"""
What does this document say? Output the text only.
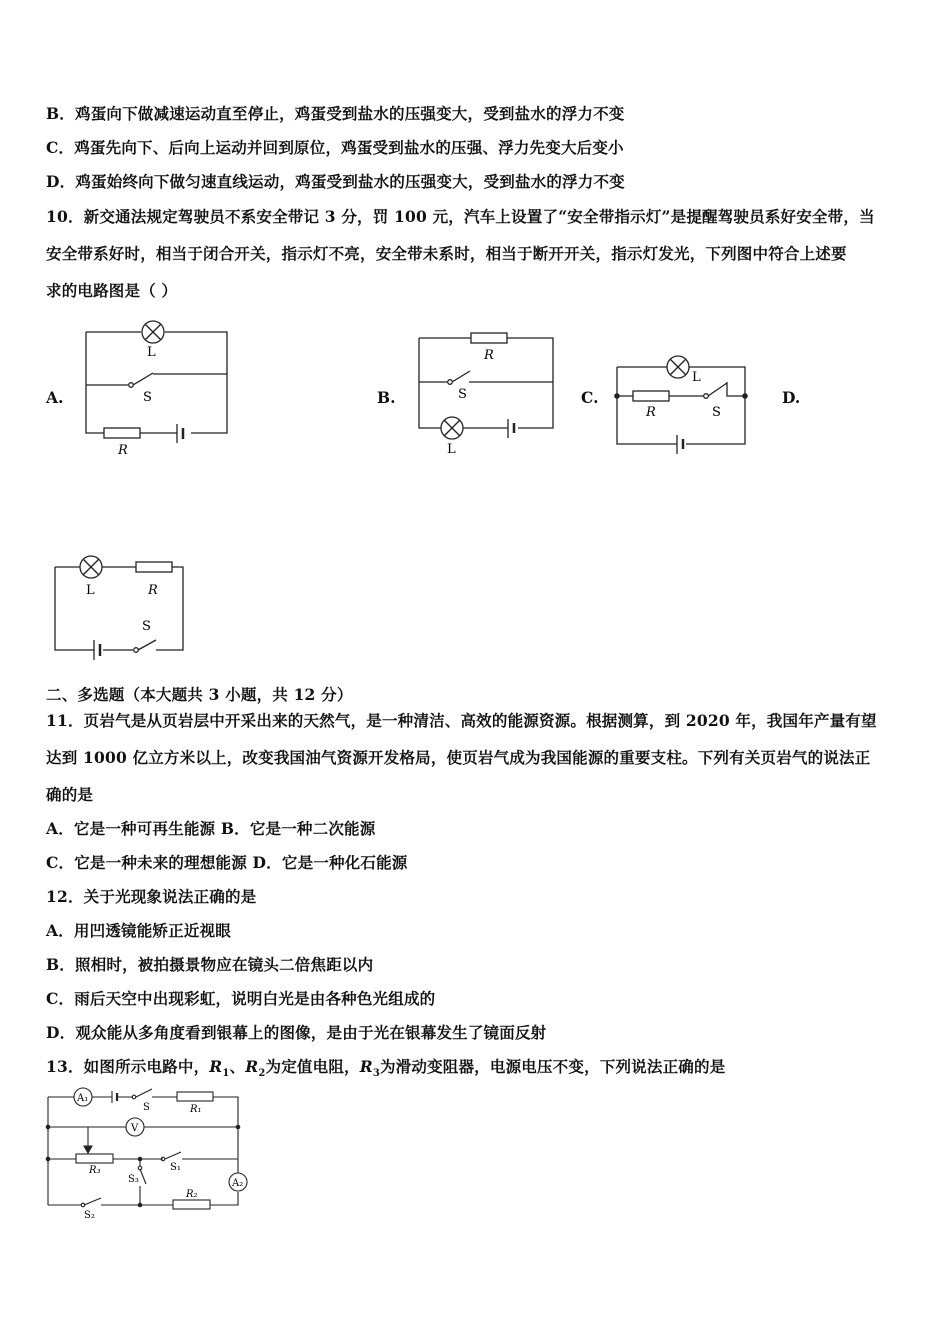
B．鸡蛋向下做减速运动直至停止，鸡蛋受到盐水的压强变大，受到盐水的浮力不变
C．鸡蛋先向下、后向上运动并回到原位，鸡蛋受到盐水的压强、浮力先变大后变小
D．鸡蛋始终向下做匀速直线运动，鸡蛋受到盐水的压强变大，受到盐水的浮力不变
10．新交通法规定驾驶员不系安全带记 3 分，罚 100 元，汽车上设置了“安全带指示灯”是提醒驾驶员系好安全带，当
安全带系好时，相当于闭合开关，指示灯不亮，安全带未系时，相当于断开开关，指示灯发光，下列图中符合上述要
求的电路图是（ ）
A.	B.	C.	D.
L
S
R
R
S
L
L
R	S
L	R
S
二、多选题（本大题共 3 小题，共 12 分）
11．页岩气是从页岩层中开采出来的天然气，是一种清洁、高效的能源资源。根据测算，到 2020 年，我国年产量有望
达到 1000 亿立方米以上，改变我国油气资源开发格局，使页岩气成为我国能源的重要支柱。下列有关页岩气的说法正
确的是
A．它是一种可再生能源 B．它是一种二次能源
C．它是一种未来的理想能源 D．它是一种化石能源
12．关于光现象说法正确的是
A．用凹透镜能矫正近视眼
B．照相时，被拍摄景物应在镜头二倍焦距以内
C．雨后天空中出现彩虹，说明白光是由各种色光组成的
D．观众能从多角度看到银幕上的图像，是由于光在银幕发生了镜面反射
13．如图所示电路中，$R_1$、$R_2$为定值电阻，$R_3$为滑动变阻器，电源电压不变，下列说法正确的是
A₁
V
A₂
S	R₁
R₃	S₁
S₃
R₂
S₂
"""
§ Short exercise: Omit any images, then output the listing exactly.

§ Worked answer:
What does this document say? Output the text only.
B．鸡蛋向下做减速运动直至停止，鸡蛋受到盐水的压强变大，受到盐水的浮力不变
C．鸡蛋先向下、后向上运动并回到原位，鸡蛋受到盐水的压强、浮力先变大后变小
D．鸡蛋始终向下做匀速直线运动，鸡蛋受到盐水的压强变大，受到盐水的浮力不变
10．新交通法规定驾驶员不系安全带记 3 分，罚 100 元，汽车上设置了“安全带指示灯”是提醒驾驶员系好安全带，当
安全带系好时，相当于闭合开关，指示灯不亮，安全带未系时，相当于断开开关，指示灯发光，下列图中符合上述要
求的电路图是（ ）
A.	B.	C.	D.
L
S
R
R
S
L
L
R	S
L	R
S
二、多选题（本大题共 3 小题，共 12 分）
11．页岩气是从页岩层中开采出来的天然气，是一种清洁、高效的能源资源。根据测算，到 2020 年，我国年产量有望
达到 1000 亿立方米以上，改变我国油气资源开发格局，使页岩气成为我国能源的重要支柱。下列有关页岩气的说法正
确的是
A．它是一种可再生能源 B．它是一种二次能源
C．它是一种未来的理想能源 D．它是一种化石能源
12．关于光现象说法正确的是
A．用凹透镜能矫正近视眼
B．照相时，被拍摄景物应在镜头二倍焦距以内
C．雨后天空中出现彩虹，说明白光是由各种色光组成的
D．观众能从多角度看到银幕上的图像，是由于光在银幕发生了镜面反射
13．如图所示电路中，$R_1$、$R_2$为定值电阻，$R_3$为滑动变阻器，电源电压不变，下列说法正确的是
A₁
V
A₂
S	R₁
R₃	S₁
S₃
R₂
S₂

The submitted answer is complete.